▶ Required work: Each line below is to be written out in full, exactly as shown.
• • • • • • •
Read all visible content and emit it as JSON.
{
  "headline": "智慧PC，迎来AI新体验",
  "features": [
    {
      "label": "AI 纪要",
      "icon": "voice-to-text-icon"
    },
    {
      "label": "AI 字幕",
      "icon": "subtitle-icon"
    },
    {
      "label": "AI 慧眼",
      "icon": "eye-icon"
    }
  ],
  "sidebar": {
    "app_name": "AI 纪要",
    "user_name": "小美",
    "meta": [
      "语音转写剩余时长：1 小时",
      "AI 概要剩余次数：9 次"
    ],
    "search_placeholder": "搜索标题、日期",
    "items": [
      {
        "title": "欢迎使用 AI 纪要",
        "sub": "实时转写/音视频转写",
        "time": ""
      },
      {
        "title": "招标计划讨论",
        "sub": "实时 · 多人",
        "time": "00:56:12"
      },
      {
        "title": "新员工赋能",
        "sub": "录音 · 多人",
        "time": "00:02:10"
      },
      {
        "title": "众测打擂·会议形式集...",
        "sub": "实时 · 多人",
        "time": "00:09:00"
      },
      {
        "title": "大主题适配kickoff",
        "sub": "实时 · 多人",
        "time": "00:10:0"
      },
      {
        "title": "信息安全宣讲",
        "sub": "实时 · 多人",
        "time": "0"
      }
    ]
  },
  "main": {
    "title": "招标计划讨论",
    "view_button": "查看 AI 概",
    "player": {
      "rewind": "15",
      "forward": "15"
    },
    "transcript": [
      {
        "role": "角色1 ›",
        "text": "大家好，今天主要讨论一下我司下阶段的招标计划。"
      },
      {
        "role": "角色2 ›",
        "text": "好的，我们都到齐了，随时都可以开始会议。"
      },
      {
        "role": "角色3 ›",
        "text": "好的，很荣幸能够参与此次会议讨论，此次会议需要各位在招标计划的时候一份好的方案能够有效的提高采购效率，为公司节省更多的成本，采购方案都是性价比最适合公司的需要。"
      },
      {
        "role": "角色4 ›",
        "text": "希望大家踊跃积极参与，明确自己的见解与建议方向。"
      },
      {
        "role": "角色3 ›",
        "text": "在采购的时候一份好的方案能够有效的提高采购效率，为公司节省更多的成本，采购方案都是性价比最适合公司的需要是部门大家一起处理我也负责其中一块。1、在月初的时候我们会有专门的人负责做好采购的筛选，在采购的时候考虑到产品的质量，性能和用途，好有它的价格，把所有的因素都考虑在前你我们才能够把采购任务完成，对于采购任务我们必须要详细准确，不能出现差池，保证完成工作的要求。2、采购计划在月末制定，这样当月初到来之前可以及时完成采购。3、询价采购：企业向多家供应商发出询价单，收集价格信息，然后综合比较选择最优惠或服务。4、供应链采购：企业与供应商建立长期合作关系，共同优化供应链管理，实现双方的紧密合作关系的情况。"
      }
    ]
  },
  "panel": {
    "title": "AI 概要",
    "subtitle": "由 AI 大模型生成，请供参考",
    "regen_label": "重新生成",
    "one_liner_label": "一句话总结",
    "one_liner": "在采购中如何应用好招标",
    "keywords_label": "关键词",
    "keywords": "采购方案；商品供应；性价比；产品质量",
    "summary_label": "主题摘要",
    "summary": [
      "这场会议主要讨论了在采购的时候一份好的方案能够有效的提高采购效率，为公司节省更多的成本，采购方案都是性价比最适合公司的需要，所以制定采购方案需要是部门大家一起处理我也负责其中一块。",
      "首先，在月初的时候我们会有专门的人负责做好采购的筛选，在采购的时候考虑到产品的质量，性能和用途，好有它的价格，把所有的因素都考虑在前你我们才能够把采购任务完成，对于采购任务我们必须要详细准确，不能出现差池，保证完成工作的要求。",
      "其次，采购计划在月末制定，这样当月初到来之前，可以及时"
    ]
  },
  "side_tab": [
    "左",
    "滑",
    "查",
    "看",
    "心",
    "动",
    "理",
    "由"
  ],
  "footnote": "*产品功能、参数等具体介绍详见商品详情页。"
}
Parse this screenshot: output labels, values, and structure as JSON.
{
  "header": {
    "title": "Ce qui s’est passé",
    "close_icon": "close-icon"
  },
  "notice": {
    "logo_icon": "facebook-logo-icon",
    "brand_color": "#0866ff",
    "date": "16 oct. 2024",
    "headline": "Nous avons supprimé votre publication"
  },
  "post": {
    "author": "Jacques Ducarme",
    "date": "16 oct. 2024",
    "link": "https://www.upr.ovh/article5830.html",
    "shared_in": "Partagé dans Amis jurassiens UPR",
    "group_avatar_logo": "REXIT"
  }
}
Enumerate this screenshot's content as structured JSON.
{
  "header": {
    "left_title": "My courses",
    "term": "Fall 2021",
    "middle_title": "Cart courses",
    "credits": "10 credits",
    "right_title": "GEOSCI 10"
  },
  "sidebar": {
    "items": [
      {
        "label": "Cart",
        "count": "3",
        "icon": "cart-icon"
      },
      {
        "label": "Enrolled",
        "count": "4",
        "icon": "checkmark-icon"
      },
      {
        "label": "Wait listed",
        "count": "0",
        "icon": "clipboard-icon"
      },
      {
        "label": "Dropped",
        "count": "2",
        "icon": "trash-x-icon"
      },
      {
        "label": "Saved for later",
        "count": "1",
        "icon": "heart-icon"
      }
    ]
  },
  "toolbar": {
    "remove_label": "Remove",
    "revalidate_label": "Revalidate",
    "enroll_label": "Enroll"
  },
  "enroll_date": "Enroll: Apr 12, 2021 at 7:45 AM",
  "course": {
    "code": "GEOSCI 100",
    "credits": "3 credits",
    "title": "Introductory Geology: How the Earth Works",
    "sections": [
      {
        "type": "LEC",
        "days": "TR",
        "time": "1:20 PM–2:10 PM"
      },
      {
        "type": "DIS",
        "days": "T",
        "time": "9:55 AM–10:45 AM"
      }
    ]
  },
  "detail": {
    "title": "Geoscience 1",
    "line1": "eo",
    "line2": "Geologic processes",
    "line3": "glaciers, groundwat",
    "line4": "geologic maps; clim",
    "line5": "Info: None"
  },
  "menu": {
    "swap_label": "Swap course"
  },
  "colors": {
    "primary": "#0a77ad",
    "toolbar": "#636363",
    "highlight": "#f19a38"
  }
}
• • • • • • •
▶ Task response:
Read all visible content and emit it as JSON.
{
  "headline": "智慧PC，迎来AI新体验",
  "features": [
    {
      "label": "AI 纪要",
      "icon": "voice-to-text-icon"
    },
    {
      "label": "AI 字幕",
      "icon": "subtitle-icon"
    },
    {
      "label": "AI 慧眼",
      "icon": "eye-icon"
    }
  ],
  "sidebar": {
    "app_name": "AI 纪要",
    "user_name": "小美",
    "meta": [
      "语音转写剩余时长：1 小时",
      "AI 概要剩余次数：9 次"
    ],
    "search_placeholder": "搜索标题、日期",
    "items": [
      {
        "title": "欢迎使用 AI 纪要",
        "sub": "实时转写/音视频转写",
        "time": ""
      },
      {
        "title": "招标计划讨论",
        "sub": "实时 · 多人",
        "time": "00:56:12"
      },
      {
        "title": "新员工赋能",
        "sub": "录音 · 多人",
        "time": "00:02:10"
      },
      {
        "title": "众测打擂·会议形式集...",
        "sub": "实时 · 多人",
        "time": "00:09:00"
      },
      {
        "title": "大主题适配kickoff",
        "sub": "实时 · 多人",
        "time": "00:10:0"
      },
      {
        "title": "信息安全宣讲",
        "sub": "实时 · 多人",
        "time": "0"
      }
    ]
  },
  "main": {
    "title": "招标计划讨论",
    "view_button": "查看 AI 概",
    "player": {
      "rewind": "15",
      "forward": "15"
    },
    "transcript": [
      {
        "role": "角色1 ›",
        "text": "大家好，今天主要讨论一下我司下阶段的招标计划。"
      },
      {
        "role": "角色2 ›",
        "text": "好的，我们都到齐了，随时都可以开始会议。"
      },
      {
        "role": "角色3 ›",
        "text": "好的，很荣幸能够参与此次会议讨论，此次会议需要各位在招标计划的时候一份好的方案能够有效的提高采购效率，为公司节省更多的成本，采购方案都是性价比最适合公司的需要。"
      },
      {
        "role": "角色4 ›",
        "text": "希望大家踊跃积极参与，明确自己的见解与建议方向。"
      },
      {
        "role": "角色3 ›",
        "text": "在采购的时候一份好的方案能够有效的提高采购效率，为公司节省更多的成本，采购方案都是性价比最适合公司的需要是部门大家一起处理我也负责其中一块。1、在月初的时候我们会有专门的人负责做好采购的筛选，在采购的时候考虑到产品的质量，性能和用途，好有它的价格，把所有的因素都考虑在前你我们才能够把采购任务完成，对于采购任务我们必须要详细准确，不能出现差池，保证完成工作的要求。2、采购计划在月末制定，这样当月初到来之前可以及时完成采购。3、询价采购：企业向多家供应商发出询价单，收集价格信息，然后综合比较选择最优惠或服务。4、供应链采购：企业与供应商建立长期合作关系，共同优化供应链管理，实现双方的紧密合作关系的情况。"
      }
    ]
  },
  "panel": {
    "title": "AI 概要",
    "subtitle": "由 AI 大模型生成，请供参考",
    "regen_label": "重新生成",
    "one_liner_label": "一句话总结",
    "one_liner": "在采购中如何应用好招标",
    "keywords_label": "关键词",
    "keywords": "采购方案；商品供应；性价比；产品质量",
    "summary_label": "主题摘要",
    "summary": [
      "这场会议主要讨论了在采购的时候一份好的方案能够有效的提高采购效率，为公司节省更多的成本，采购方案都是性价比最适合公司的需要，所以制定采购方案需要是部门大家一起处理我也负责其中一块。",
      "首先，在月初的时候我们会有专门的人负责做好采购的筛选，在采购的时候考虑到产品的质量，性能和用途，好有它的价格，把所有的因素都考虑在前你我们才能够把采购任务完成，对于采购任务我们必须要详细准确，不能出现差池，保证完成工作的要求。",
      "其次，采购计划在月末制定，这样当月初到来之前，可以及时"
    ]
  },
  "side_tab": [
    "左",
    "滑",
    "查",
    "看",
    "心",
    "动",
    "理",
    "由"
  ],
  "footnote": "*产品功能、参数等具体介绍详见商品详情页。"
}
Parse this screenshot: output labels, values, and structure as JSON.
{
  "header": {
    "title": "Ce qui s’est passé",
    "close_icon": "close-icon"
  },
  "notice": {
    "logo_icon": "facebook-logo-icon",
    "brand_color": "#0866ff",
    "date": "16 oct. 2024",
    "headline": "Nous avons supprimé votre publication"
  },
  "post": {
    "author": "Jacques Ducarme",
    "date": "16 oct. 2024",
    "link": "https://www.upr.ovh/article5830.html",
    "shared_in": "Partagé dans Amis jurassiens UPR",
    "group_avatar_logo": "REXIT"
  }
}
Enumerate this screenshot's content as structured JSON.
{
  "header": {
    "left_title": "My courses",
    "term": "Fall 2021",
    "middle_title": "Cart courses",
    "credits": "10 credits",
    "right_title": "GEOSCI 10"
  },
  "sidebar": {
    "items": [
      {
        "label": "Cart",
        "count": "3",
        "icon": "cart-icon"
      },
      {
        "label": "Enrolled",
        "count": "4",
        "icon": "checkmark-icon"
      },
      {
        "label": "Wait listed",
        "count": "0",
        "icon": "clipboard-icon"
      },
      {
        "label": "Dropped",
        "count": "2",
        "icon": "trash-x-icon"
      },
      {
        "label": "Saved for later",
        "count": "1",
        "icon": "heart-icon"
      }
    ]
  },
  "toolbar": {
    "remove_label": "Remove",
    "revalidate_label": "Revalidate",
    "enroll_label": "Enroll"
  },
  "enroll_date": "Enroll: Apr 12, 2021 at 7:45 AM",
  "course": {
    "code": "GEOSCI 100",
    "credits": "3 credits",
    "title": "Introductory Geology: How the Earth Works",
    "sections": [
      {
        "type": "LEC",
        "days": "TR",
        "time": "1:20 PM–2:10 PM"
      },
      {
        "type": "DIS",
        "days": "T",
        "time": "9:55 AM–10:45 AM"
      }
    ]
  },
  "detail": {
    "title": "Geoscience 1",
    "line1": "eo",
    "line2": "Geologic processes",
    "line3": "glaciers, groundwat",
    "line4": "geologic maps; clim",
    "line5": "Info: None"
  },
  "menu": {
    "swap_label": "Swap course"
  },
  "colors": {
    "primary": "#0a77ad",
    "toolbar": "#636363",
    "highlight": "#f19a38"
  }
}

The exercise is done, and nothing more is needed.